### PROVIDED INFORMATION

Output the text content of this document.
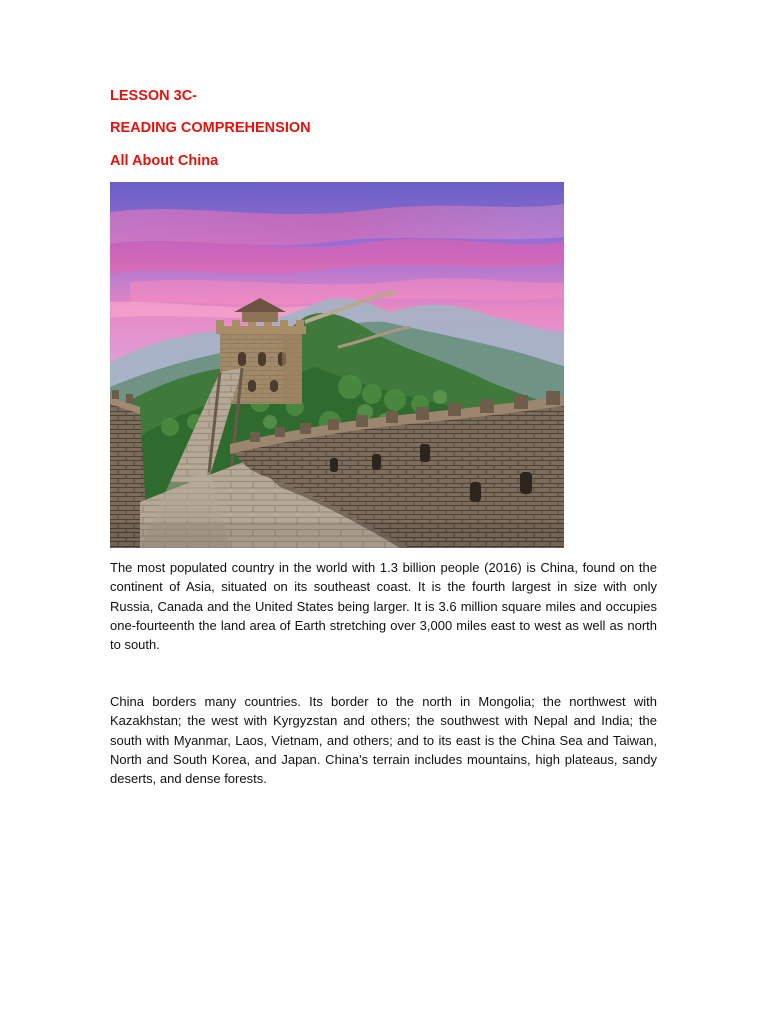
LESSON 3C-
READING COMPREHENSION
All About China

The most populated country in the world with 1.3 billion people (2016) is China, found on the continent of Asia, situated on its southeast coast. It is the fourth largest in size with only Russia, Canada and the United States being larger. It is 3.6 million square miles and occupies one-fourteenth the land area of Earth stretching over 3,000 miles east to west as well as north to south.

China borders many countries. Its border to the north in Mongolia; the northwest with Kazakhstan; the west with Kyrgyzstan and others; the southwest with Nepal and India; the south with Myanmar, Laos, Vietnam, and others; and to its east is the China Sea and Taiwan, North and South Korea, and Japan. China's terrain includes mountains, high plateaus, sandy deserts, and dense forests.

### TASK INSTRUCTIONS
Leave out the pictures and print each record exactly as it stands.

### EXPECTED ANSWER
Output the text content of this document.
LESSON 3C-
READING COMPREHENSION
All About China

The most populated country in the world with 1.3 billion people (2016) is China, found on the continent of Asia, situated on its southeast coast. It is the fourth largest in size with only Russia, Canada and the United States being larger. It is 3.6 million square miles and occupies one-fourteenth the land area of Earth stretching over 3,000 miles east to west as well as north to south.

China borders many countries. Its border to the north in Mongolia; the northwest with Kazakhstan; the west with Kyrgyzstan and others; the southwest with Nepal and India; the south with Myanmar, Laos, Vietnam, and others; and to its east is the China Sea and Taiwan, North and South Korea, and Japan. China's terrain includes mountains, high plateaus, sandy deserts, and dense forests.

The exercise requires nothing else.